WHAT IS ASKED
Update the lines from the first one through the line that contains "text-run: This is" by changing "usage-item" to "usage-entry", keeping everything else the same.

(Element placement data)
-.-.-

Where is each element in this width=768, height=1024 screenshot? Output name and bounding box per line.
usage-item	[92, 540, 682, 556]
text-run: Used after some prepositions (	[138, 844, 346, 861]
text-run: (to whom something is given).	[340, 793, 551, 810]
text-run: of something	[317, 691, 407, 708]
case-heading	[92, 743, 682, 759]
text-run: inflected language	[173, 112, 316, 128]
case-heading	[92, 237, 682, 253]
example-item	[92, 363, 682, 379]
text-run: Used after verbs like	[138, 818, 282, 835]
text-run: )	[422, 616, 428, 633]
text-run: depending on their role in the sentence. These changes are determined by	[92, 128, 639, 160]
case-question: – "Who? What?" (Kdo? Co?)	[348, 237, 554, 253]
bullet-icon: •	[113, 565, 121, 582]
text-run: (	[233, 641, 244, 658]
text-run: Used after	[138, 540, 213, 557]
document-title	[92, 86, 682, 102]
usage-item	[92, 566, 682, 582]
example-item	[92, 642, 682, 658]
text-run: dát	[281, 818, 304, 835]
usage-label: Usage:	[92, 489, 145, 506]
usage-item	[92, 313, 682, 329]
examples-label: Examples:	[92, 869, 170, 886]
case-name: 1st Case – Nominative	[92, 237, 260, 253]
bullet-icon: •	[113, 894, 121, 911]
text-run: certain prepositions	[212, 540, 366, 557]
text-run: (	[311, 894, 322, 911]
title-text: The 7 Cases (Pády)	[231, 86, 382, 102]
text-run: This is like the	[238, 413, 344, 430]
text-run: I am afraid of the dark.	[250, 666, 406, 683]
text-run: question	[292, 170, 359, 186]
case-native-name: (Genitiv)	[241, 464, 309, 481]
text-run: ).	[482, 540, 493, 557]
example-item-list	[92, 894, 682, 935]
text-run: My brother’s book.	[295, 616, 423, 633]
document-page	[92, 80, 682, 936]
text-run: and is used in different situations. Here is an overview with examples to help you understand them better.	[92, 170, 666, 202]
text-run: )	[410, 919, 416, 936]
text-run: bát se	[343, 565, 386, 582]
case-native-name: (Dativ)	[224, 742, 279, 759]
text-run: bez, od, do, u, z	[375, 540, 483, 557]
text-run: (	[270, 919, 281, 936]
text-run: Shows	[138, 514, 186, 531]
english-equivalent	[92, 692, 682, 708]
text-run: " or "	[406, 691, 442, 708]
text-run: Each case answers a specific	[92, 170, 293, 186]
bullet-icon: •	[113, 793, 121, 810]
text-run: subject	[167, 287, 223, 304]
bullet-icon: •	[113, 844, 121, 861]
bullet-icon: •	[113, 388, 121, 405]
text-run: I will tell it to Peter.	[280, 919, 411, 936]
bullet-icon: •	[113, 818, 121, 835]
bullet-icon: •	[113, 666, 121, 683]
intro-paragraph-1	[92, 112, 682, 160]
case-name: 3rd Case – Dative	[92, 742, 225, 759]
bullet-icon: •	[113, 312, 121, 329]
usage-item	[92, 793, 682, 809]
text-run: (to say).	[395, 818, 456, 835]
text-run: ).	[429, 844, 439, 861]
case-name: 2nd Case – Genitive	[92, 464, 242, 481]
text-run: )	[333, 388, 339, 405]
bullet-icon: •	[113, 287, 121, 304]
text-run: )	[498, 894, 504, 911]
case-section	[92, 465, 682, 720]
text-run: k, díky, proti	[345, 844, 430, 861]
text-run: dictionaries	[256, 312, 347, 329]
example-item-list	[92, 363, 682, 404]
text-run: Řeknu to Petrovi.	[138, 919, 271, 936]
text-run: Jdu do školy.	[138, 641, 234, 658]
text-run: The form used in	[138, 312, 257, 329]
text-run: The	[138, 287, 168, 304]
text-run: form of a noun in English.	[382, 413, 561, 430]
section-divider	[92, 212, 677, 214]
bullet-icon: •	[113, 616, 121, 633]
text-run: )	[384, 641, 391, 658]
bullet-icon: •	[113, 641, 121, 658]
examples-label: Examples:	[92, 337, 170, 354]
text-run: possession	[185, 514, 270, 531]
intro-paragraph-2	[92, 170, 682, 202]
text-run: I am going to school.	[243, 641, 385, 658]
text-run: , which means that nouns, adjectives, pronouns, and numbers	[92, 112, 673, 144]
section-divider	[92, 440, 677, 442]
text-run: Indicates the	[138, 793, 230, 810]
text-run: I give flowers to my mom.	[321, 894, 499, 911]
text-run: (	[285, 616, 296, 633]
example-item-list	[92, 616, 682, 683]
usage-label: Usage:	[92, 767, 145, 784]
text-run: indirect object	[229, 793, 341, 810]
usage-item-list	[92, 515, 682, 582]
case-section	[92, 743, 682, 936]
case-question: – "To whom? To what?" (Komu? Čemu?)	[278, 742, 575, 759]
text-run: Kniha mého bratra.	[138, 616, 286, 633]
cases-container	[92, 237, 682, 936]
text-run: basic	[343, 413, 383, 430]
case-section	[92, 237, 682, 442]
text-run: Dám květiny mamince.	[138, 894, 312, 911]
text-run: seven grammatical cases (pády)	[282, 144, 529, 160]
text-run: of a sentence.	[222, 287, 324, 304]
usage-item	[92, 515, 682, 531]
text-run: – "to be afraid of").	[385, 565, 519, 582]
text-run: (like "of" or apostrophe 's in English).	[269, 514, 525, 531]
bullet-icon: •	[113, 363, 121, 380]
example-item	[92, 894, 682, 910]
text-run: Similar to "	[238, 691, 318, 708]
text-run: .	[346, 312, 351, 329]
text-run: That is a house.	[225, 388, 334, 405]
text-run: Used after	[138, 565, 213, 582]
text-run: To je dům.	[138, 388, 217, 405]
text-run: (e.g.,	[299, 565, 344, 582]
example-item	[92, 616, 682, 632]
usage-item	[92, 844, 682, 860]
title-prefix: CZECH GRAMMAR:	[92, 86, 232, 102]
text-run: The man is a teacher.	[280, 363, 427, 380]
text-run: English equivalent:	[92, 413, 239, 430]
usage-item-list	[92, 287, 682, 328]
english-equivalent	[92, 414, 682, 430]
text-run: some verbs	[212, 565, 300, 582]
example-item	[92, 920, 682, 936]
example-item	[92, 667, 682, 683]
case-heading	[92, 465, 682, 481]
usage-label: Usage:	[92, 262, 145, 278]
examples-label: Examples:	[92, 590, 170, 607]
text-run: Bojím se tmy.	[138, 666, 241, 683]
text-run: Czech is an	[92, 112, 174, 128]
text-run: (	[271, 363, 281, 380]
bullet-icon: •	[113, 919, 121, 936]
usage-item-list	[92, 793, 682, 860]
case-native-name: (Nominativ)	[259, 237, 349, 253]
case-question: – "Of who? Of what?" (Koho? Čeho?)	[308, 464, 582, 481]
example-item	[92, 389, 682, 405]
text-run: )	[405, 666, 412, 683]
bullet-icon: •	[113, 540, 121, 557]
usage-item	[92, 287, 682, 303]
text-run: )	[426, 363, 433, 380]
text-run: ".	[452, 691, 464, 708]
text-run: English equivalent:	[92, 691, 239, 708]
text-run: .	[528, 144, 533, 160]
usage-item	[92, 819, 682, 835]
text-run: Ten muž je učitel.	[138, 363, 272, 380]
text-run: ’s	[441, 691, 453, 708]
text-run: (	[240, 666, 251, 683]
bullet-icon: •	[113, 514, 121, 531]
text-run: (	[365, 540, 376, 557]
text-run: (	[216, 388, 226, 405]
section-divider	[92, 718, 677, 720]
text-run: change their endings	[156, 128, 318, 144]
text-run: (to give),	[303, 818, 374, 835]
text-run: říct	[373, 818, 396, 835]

-.-.-

EXERCISE RESPONSE
Where is each element in this width=768, height=1024 screenshot? Output name and bounding box per line.
usage-entry	[92, 540, 682, 556]
text-run: Used after some prepositions (	[138, 844, 346, 861]
text-run: (to whom something is given).	[340, 793, 551, 810]
text-run: of something	[317, 691, 407, 708]
case-heading	[92, 743, 682, 759]
text-run: inflected language	[173, 112, 316, 128]
case-heading	[92, 237, 682, 253]
example-item	[92, 363, 682, 379]
text-run: Used after verbs like	[138, 818, 282, 835]
text-run: )	[422, 616, 428, 633]
text-run: depending on their role in the sentence. These changes are determined by	[92, 128, 639, 160]
case-question: – "Who? What?" (Kdo? Co?)	[348, 237, 554, 253]
bullet-icon: •	[113, 565, 121, 582]
text-run: (	[233, 641, 244, 658]
text-run: Used after	[138, 540, 213, 557]
document-title	[92, 86, 682, 102]
usage-entry	[92, 566, 682, 582]
example-item	[92, 642, 682, 658]
text-run: dát	[281, 818, 304, 835]
usage-label: Usage:	[92, 489, 145, 506]
usage-entry	[92, 313, 682, 329]
examples-label: Examples:	[92, 869, 170, 886]
case-name: 1st Case – Nominative	[92, 237, 260, 253]
bullet-icon: •	[113, 894, 121, 911]
text-run: certain prepositions	[212, 540, 366, 557]
text-run: (	[311, 894, 322, 911]
title-text: The 7 Cases (Pády)	[231, 86, 382, 102]
text-run: This is like the	[238, 413, 344, 430]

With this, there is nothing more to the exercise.